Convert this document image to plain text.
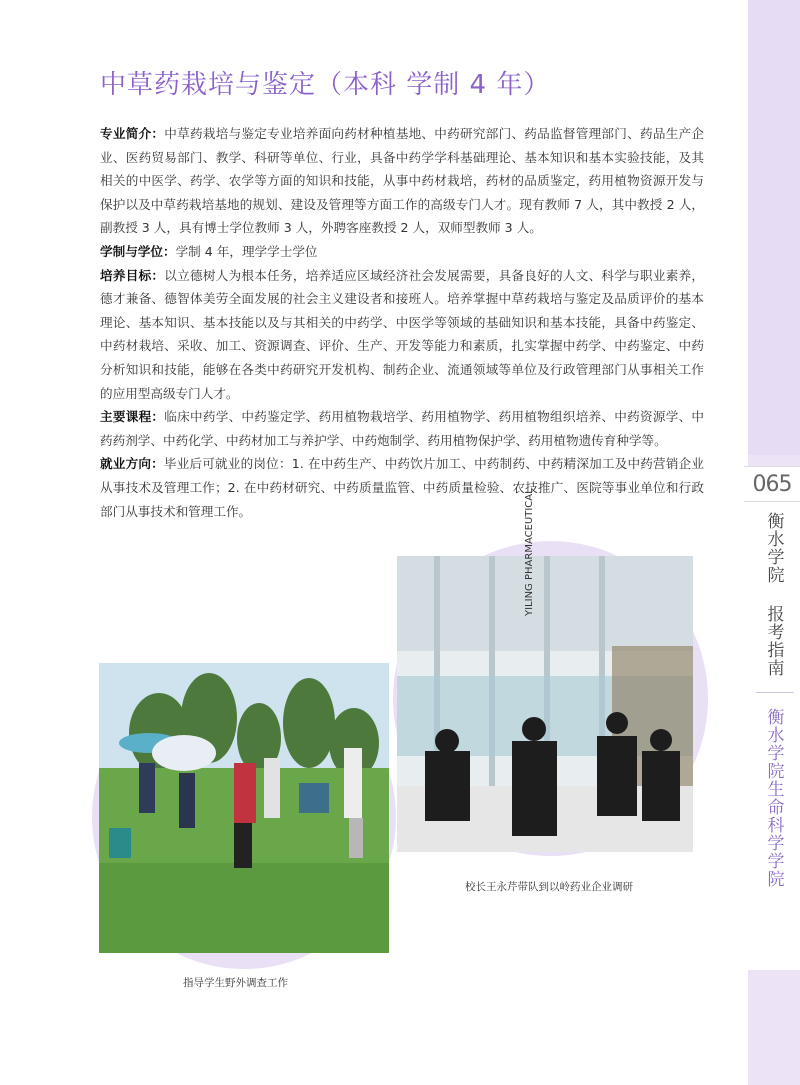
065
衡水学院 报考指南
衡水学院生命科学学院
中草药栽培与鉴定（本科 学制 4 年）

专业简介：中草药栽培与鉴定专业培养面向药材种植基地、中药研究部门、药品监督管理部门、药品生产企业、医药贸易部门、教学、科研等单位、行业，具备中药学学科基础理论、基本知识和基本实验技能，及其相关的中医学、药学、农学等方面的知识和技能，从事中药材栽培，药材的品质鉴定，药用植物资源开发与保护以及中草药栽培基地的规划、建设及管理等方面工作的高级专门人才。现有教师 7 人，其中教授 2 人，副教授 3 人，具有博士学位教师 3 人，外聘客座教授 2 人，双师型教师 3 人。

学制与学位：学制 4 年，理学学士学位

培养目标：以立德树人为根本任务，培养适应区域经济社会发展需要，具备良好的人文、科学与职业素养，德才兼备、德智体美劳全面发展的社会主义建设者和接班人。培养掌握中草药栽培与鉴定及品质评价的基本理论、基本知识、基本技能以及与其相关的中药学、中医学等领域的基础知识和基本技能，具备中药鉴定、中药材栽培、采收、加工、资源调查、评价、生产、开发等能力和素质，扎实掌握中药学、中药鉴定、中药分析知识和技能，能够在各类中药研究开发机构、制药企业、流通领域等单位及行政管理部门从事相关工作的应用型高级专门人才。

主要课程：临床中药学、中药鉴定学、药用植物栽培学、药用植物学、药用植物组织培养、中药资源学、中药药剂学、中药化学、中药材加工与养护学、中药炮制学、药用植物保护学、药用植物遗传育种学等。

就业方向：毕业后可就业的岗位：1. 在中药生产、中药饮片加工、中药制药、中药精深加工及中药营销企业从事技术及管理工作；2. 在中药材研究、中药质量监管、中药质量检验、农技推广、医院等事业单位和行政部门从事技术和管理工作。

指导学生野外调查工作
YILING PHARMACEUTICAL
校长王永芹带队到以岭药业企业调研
* * *
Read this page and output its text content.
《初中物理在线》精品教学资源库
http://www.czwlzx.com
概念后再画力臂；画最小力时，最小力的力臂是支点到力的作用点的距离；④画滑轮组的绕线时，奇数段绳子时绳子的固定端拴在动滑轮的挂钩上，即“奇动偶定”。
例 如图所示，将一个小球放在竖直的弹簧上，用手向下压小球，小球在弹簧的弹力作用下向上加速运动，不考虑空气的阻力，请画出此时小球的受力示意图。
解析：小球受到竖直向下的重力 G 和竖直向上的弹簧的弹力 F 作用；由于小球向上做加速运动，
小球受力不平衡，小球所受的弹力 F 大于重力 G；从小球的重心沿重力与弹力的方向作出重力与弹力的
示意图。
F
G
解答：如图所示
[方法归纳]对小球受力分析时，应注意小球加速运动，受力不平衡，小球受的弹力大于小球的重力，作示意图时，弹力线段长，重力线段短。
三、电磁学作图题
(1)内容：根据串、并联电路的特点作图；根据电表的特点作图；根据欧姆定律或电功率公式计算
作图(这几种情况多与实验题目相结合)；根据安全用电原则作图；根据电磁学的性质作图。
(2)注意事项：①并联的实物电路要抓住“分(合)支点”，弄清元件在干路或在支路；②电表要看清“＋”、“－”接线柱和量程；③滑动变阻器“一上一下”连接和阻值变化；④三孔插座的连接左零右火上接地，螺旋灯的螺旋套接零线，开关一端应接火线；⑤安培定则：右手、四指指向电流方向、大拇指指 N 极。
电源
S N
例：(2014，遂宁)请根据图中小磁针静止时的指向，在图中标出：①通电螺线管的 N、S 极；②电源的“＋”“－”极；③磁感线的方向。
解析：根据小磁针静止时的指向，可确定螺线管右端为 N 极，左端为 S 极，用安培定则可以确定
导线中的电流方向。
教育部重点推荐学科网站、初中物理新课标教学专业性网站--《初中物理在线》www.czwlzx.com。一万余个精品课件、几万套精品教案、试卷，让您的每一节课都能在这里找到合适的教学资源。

Directions for this task:
Using the records above, select and copy every line that has the word "czwlzx".

Task answer:
http://www.czwlzx.com
教育部重点推荐学科网站、初中物理新课标教学专业性网站--《初中物理在线》www.czwlzx.com。一万余个精品课件、几万套精品教案、试卷，让您的每一节课都能在这里找到合适的教学资源。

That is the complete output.